Your task is to extract every entry that follows word for word while excluding the pictures.

Figure record listings
•••

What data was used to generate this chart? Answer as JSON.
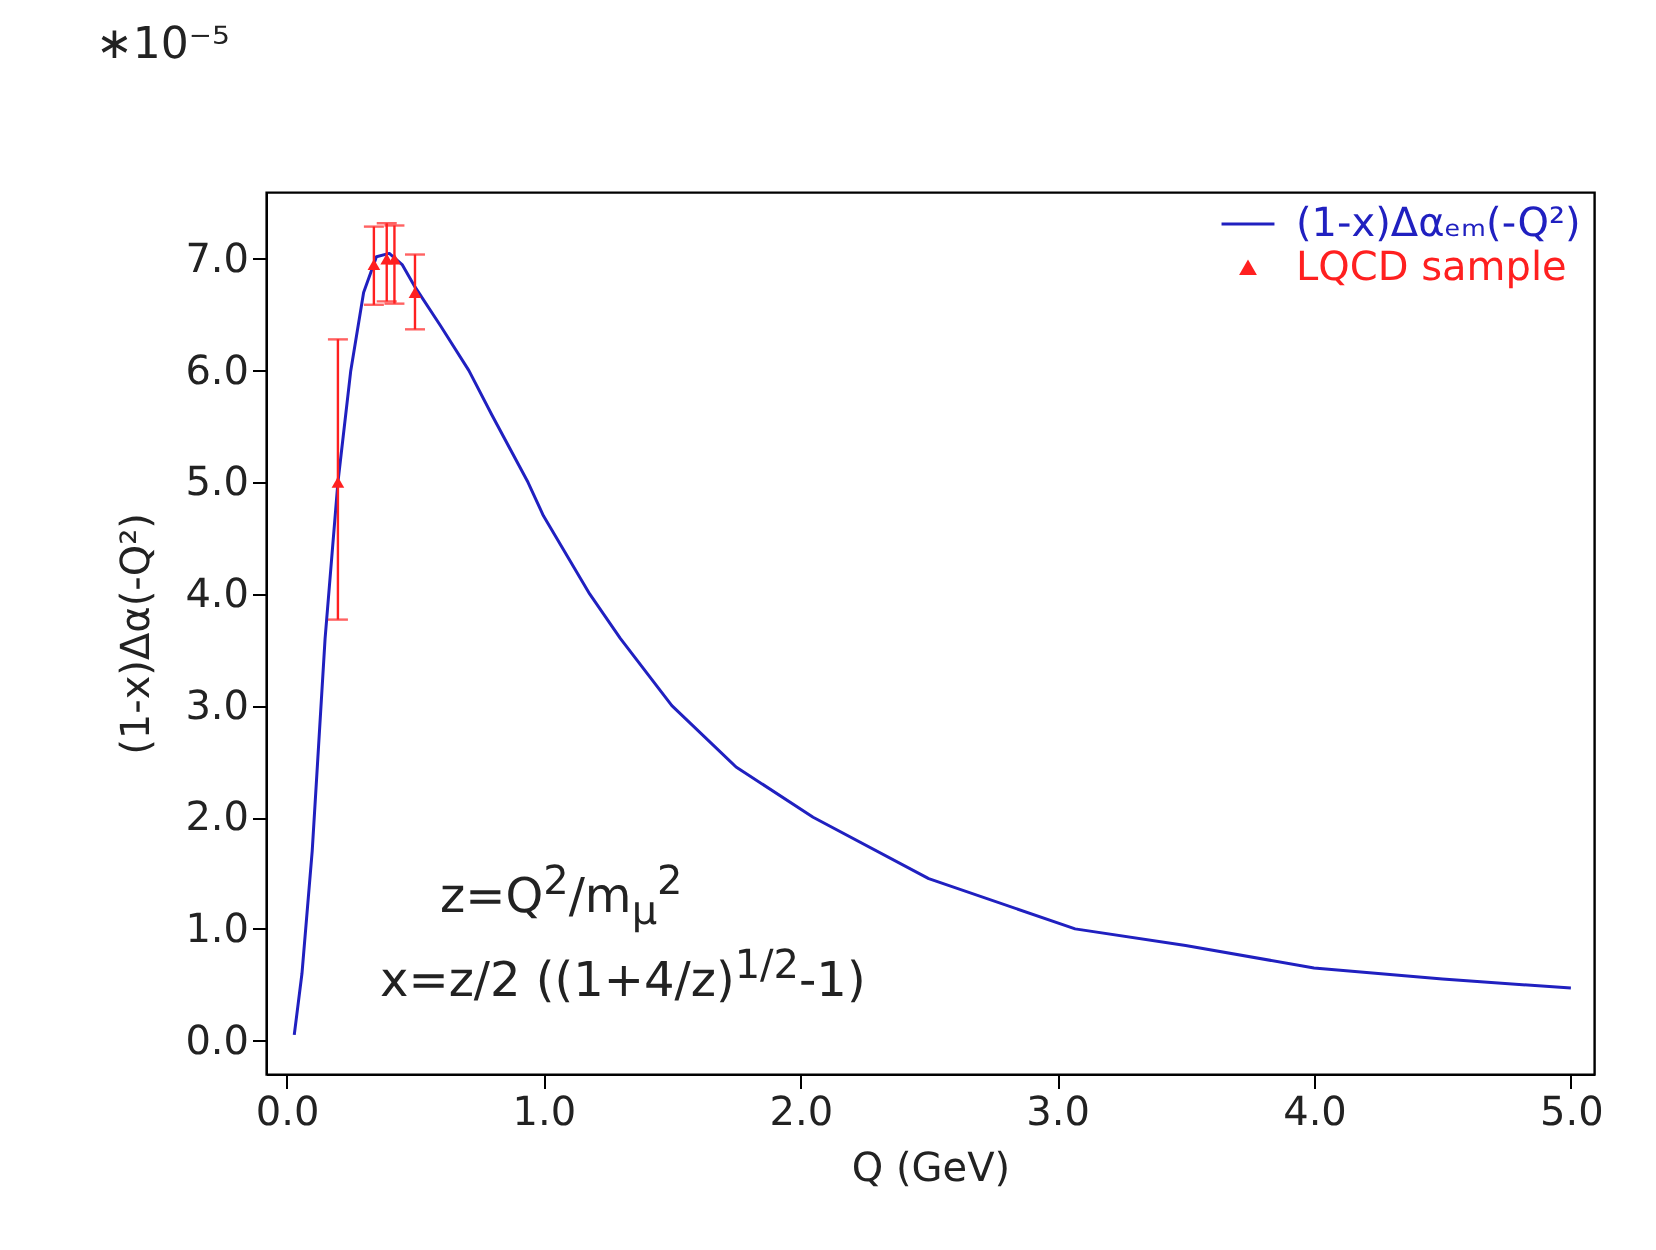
{
  "chart_data": {
    "type": "line",
    "xlabel": "Q (GeV)",
    "ylabel": "(1-x)Δα(-Q²)",
    "annotations": [
      "∗10⁻⁵",
      "z=Q$^{2}$/m$_{μ}$$^{2}$",
      "x=z/2  ((1+4/z)$^{1/2}$-1)"
    ],
    "xlim": [
      -0.08,
      5.09
    ],
    "ylim": [
      -0.3,
      7.6
    ],
    "xticks": [
      {
        "value": 0,
        "label": "0.0"
      },
      {
        "value": 1,
        "label": "1.0"
      },
      {
        "value": 2,
        "label": "2.0"
      },
      {
        "value": 3,
        "label": "3.0"
      },
      {
        "value": 4,
        "label": "4.0"
      },
      {
        "value": 5,
        "label": "5.0"
      }
    ],
    "yticks": [
      {
        "value": 0,
        "label": "0.0"
      },
      {
        "value": 1,
        "label": "1.0"
      },
      {
        "value": 2,
        "label": "2.0"
      },
      {
        "value": 3,
        "label": "3.0"
      },
      {
        "value": 4,
        "label": "4.0"
      },
      {
        "value": 5,
        "label": "5.0"
      },
      {
        "value": 6,
        "label": "6.0"
      },
      {
        "value": 7,
        "label": "7.0"
      }
    ],
    "grid": false,
    "legend": "top right",
    "series": [
      {
        "name": "(1-x)Δαₑₘ(-Q²)",
        "color": "#2020c0",
        "line_style": "solid",
        "marker": "none",
        "x": [
          0.03,
          0.06,
          0.1,
          0.15,
          0.2,
          0.25,
          0.3,
          0.35,
          0.4,
          0.45,
          0.5,
          0.6,
          0.71,
          0.8,
          0.94,
          1.0,
          1.18,
          1.3,
          1.5,
          1.75,
          2.05,
          2.5,
          3.07,
          3.5,
          4.0,
          4.5,
          5.0
        ],
        "values": [
          0.05,
          0.6,
          1.7,
          3.6,
          5.0,
          6.0,
          6.7,
          7.02,
          7.05,
          6.95,
          6.75,
          6.4,
          6.0,
          5.6,
          5.0,
          4.7,
          4.0,
          3.6,
          3.0,
          2.45,
          2.0,
          1.45,
          1.0,
          0.85,
          0.65,
          0.55,
          0.47
        ]
      },
      {
        "name": "LQCD sample",
        "type": "scatter",
        "color": "#ff2020",
        "marker": "triangle",
        "x": [
          0.2,
          0.34,
          0.39,
          0.42,
          0.5
        ],
        "values": [
          5.0,
          6.95,
          7.0,
          7.0,
          6.7
        ],
        "errors": [
          [
            3.77,
            6.28
          ],
          [
            6.59,
            7.29
          ],
          [
            6.62,
            7.32
          ],
          [
            6.6,
            7.3
          ],
          [
            6.37,
            7.04
          ]
        ]
      }
    ]
  }
}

•••

Full response —
What data was used to generate this chart? Answer as JSON.
{
  "chart_data": {
    "type": "line",
    "xlabel": "Q (GeV)",
    "ylabel": "(1-x)Δα(-Q²)",
    "annotations": [
      "∗10⁻⁵",
      "z=Q$^{2}$/m$_{μ}$$^{2}$",
      "x=z/2  ((1+4/z)$^{1/2}$-1)"
    ],
    "xlim": [
      -0.08,
      5.09
    ],
    "ylim": [
      -0.3,
      7.6
    ],
    "xticks": [
      {
        "value": 0,
        "label": "0.0"
      },
      {
        "value": 1,
        "label": "1.0"
      },
      {
        "value": 2,
        "label": "2.0"
      },
      {
        "value": 3,
        "label": "3.0"
      },
      {
        "value": 4,
        "label": "4.0"
      },
      {
        "value": 5,
        "label": "5.0"
      }
    ],
    "yticks": [
      {
        "value": 0,
        "label": "0.0"
      },
      {
        "value": 1,
        "label": "1.0"
      },
      {
        "value": 2,
        "label": "2.0"
      },
      {
        "value": 3,
        "label": "3.0"
      },
      {
        "value": 4,
        "label": "4.0"
      },
      {
        "value": 5,
        "label": "5.0"
      },
      {
        "value": 6,
        "label": "6.0"
      },
      {
        "value": 7,
        "label": "7.0"
      }
    ],
    "grid": false,
    "legend": "top right",
    "series": [
      {
        "name": "(1-x)Δαₑₘ(-Q²)",
        "color": "#2020c0",
        "line_style": "solid",
        "marker": "none",
        "x": [
          0.03,
          0.06,
          0.1,
          0.15,
          0.2,
          0.25,
          0.3,
          0.35,
          0.4,
          0.45,
          0.5,
          0.6,
          0.71,
          0.8,
          0.94,
          1.0,
          1.18,
          1.3,
          1.5,
          1.75,
          2.05,
          2.5,
          3.07,
          3.5,
          4.0,
          4.5,
          5.0
        ],
        "values": [
          0.05,
          0.6,
          1.7,
          3.6,
          5.0,
          6.0,
          6.7,
          7.02,
          7.05,
          6.95,
          6.75,
          6.4,
          6.0,
          5.6,
          5.0,
          4.7,
          4.0,
          3.6,
          3.0,
          2.45,
          2.0,
          1.45,
          1.0,
          0.85,
          0.65,
          0.55,
          0.47
        ]
      },
      {
        "name": "LQCD sample",
        "type": "scatter",
        "color": "#ff2020",
        "marker": "triangle",
        "x": [
          0.2,
          0.34,
          0.39,
          0.42,
          0.5
        ],
        "values": [
          5.0,
          6.95,
          7.0,
          7.0,
          6.7
        ],
        "errors": [
          [
            3.77,
            6.28
          ],
          [
            6.59,
            7.29
          ],
          [
            6.62,
            7.32
          ],
          [
            6.6,
            7.3
          ],
          [
            6.37,
            7.04
          ]
        ]
      }
    ]
  }
}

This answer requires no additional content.